What to do:
A. Decide whether each statement agrees with the commentary on celebrities: (i) Nicki Minaj was paid $2 million by José Eduardo dos Santos; (ii) Sting performed for the son of Islam Karimov; (iii) Hilary Swank is named among those who took money from Vladimir Putin to appear at official events in Russia. Answer yes or no for each and quote the deciding words.
B. Return, word for word, the part of the commentary on celebrities that opens with the words containing "There are few" and closes with "pillars of virtue.".
C. According to the commentary on celebrities, which entertainers have promoted Dubai?

-- Study text follows --

There are few people more gifted at the art of phony moral preening than your average Hollywood movie star. Most of them know next to nothing about anything, but a remarkable number of them are quick to weigh in on political issues and say whatever they think will make them look like pillars of virtue.
And yet one after another of these stars, who are already extremely well paid, are also quick to sell their services, for the right price, to any brutal dictator who comes down the pike.
We’ve seen, for example, that Will Smith and his wife, Jada Pinkett Smith, have gone all-out to promote Dubai, which, of course, is one of the United Arab Emirates, where gays are executed and where straight tourists who engage in even the tamest public displays of affection are subject to long prison terms. We’ve discovered how Sting took a million or two dollars to perform for the daughter of murderous Uzbek dictator Islam Karimov and how Nicki Minaj cashed a $2 million check from the Angolan dictator José Eduardo dos Santos for a similar gig.
We’ve listed the names of several celebrities – among them Goldie Hawn, Kurt Russell, Kevin Costner, Paul Anka, Gérard Depardieu, Mickey Rourke, and Sharon Stone – who’ve taken money from Vladimir Putin to turn up at official events in Russia, and other luminaries – including Seal, Jean-Claude Van Damme, and Hilary Swank – who’ve accepted payments to entertain Putin’s puppet leader of Chechnya, Ramzan Kadyrov.

-- Study text concluded --
-- Data extract follows --

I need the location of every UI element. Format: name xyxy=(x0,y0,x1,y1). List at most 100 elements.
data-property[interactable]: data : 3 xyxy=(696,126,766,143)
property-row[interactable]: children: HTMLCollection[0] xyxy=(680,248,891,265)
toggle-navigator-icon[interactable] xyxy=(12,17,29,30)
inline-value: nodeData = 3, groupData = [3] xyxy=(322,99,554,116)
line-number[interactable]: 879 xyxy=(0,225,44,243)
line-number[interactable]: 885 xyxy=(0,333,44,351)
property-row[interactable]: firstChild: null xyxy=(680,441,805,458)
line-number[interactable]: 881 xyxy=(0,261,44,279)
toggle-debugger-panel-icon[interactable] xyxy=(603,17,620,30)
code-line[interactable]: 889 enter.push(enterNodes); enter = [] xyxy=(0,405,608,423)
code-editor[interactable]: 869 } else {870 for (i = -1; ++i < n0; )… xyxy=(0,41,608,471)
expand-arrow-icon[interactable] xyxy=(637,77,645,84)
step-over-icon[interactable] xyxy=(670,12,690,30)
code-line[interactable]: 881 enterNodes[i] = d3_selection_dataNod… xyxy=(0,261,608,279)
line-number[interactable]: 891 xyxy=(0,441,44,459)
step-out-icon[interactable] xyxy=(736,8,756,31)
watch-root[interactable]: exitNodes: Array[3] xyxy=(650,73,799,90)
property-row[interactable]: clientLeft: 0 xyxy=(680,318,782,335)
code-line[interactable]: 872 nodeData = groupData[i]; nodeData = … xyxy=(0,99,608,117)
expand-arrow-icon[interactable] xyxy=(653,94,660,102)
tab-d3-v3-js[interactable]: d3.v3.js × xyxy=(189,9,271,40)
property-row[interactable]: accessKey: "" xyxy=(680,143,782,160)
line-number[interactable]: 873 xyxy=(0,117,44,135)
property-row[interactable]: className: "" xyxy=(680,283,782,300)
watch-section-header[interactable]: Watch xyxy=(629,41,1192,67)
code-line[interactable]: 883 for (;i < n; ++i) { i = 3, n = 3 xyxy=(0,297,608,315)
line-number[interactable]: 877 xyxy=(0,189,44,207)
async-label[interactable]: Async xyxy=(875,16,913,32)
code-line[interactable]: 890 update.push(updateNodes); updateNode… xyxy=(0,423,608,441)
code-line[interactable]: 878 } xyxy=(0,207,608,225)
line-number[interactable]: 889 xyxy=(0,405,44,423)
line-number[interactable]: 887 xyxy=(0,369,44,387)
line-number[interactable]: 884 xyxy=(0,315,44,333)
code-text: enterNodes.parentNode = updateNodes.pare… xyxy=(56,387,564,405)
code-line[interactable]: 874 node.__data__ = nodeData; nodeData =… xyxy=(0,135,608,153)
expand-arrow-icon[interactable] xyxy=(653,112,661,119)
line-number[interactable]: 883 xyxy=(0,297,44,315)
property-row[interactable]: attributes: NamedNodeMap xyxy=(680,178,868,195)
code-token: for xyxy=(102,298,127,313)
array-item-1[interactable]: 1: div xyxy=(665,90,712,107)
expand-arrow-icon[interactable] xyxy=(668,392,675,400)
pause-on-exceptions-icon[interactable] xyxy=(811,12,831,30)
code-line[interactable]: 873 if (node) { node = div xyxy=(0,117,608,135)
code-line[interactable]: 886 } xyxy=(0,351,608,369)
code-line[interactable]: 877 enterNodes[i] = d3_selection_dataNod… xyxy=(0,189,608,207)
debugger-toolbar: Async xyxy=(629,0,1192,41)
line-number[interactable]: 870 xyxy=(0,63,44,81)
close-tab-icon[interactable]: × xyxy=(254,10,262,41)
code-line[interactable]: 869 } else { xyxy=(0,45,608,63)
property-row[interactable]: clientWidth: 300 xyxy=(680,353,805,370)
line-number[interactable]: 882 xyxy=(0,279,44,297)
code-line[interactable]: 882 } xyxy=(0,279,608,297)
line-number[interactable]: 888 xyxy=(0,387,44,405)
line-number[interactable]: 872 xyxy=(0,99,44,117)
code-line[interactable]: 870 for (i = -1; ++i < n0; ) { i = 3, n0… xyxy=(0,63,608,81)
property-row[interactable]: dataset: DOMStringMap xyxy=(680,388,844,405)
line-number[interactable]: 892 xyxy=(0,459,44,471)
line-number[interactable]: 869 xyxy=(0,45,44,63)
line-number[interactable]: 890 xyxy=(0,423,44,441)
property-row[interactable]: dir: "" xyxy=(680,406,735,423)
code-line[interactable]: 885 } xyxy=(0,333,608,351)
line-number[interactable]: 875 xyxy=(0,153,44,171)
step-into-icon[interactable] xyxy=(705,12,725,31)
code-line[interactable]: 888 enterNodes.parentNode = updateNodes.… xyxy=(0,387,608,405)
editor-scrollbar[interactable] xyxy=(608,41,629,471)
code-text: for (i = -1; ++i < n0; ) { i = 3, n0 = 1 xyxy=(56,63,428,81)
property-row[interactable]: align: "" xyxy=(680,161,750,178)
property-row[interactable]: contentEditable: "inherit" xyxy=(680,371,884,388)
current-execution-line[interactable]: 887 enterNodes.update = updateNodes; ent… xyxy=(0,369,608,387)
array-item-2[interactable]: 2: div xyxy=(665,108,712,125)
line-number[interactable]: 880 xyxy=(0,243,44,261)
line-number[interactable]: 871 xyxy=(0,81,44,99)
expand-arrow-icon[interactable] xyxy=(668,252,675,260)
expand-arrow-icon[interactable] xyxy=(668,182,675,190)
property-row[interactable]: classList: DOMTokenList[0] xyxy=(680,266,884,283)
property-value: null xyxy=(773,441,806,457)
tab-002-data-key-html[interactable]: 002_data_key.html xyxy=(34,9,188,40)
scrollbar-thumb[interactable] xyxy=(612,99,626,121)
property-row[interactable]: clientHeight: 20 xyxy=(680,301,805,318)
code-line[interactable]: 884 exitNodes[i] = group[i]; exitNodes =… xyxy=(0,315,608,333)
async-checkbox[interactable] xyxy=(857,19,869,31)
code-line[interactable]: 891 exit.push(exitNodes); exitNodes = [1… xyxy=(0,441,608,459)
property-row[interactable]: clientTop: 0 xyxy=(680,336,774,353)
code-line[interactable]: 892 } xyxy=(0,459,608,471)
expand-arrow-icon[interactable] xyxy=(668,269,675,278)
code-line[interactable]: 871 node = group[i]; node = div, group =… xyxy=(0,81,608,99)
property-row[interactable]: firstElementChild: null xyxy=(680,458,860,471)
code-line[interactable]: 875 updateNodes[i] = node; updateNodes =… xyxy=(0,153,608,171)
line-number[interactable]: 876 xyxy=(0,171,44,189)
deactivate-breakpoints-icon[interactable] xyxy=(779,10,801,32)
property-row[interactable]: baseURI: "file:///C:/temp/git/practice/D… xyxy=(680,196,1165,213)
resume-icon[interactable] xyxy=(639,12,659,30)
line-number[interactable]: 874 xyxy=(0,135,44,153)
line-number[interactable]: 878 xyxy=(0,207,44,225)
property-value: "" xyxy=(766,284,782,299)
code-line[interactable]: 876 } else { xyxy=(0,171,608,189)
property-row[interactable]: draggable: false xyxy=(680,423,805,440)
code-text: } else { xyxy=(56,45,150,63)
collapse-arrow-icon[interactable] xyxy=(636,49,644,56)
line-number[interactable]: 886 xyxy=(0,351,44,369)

-- Data extract concluded --

Answers below:
A.
(i) Yes: "Nicki Minaj cashed a $2 million check from the Angolan dictator José Eduardo dos Santos for a similar gig."
(ii) No: "Sting took a million or two dollars to perform for the daughter of murderous Uzbek dictator Islam Karimov"
(iii) No: "other luminaries – including Seal, Jean-Claude Van Damme, and Hilary Swank – who’ve accepted payments to entertain Putin’s puppet leader of Chechnya, Ramzan Kadyrov."

B.
There are few people more gifted at the art of phony moral preening than your average Hollywood movie star. Most of them know next to nothing about anything, but a remarkable number of them are quick to weigh in on political issues and say whatever they think will make them look like pillars of virtue.

C. Will Smith and his wife, Jada Pinkett Smith, have promoted Dubai.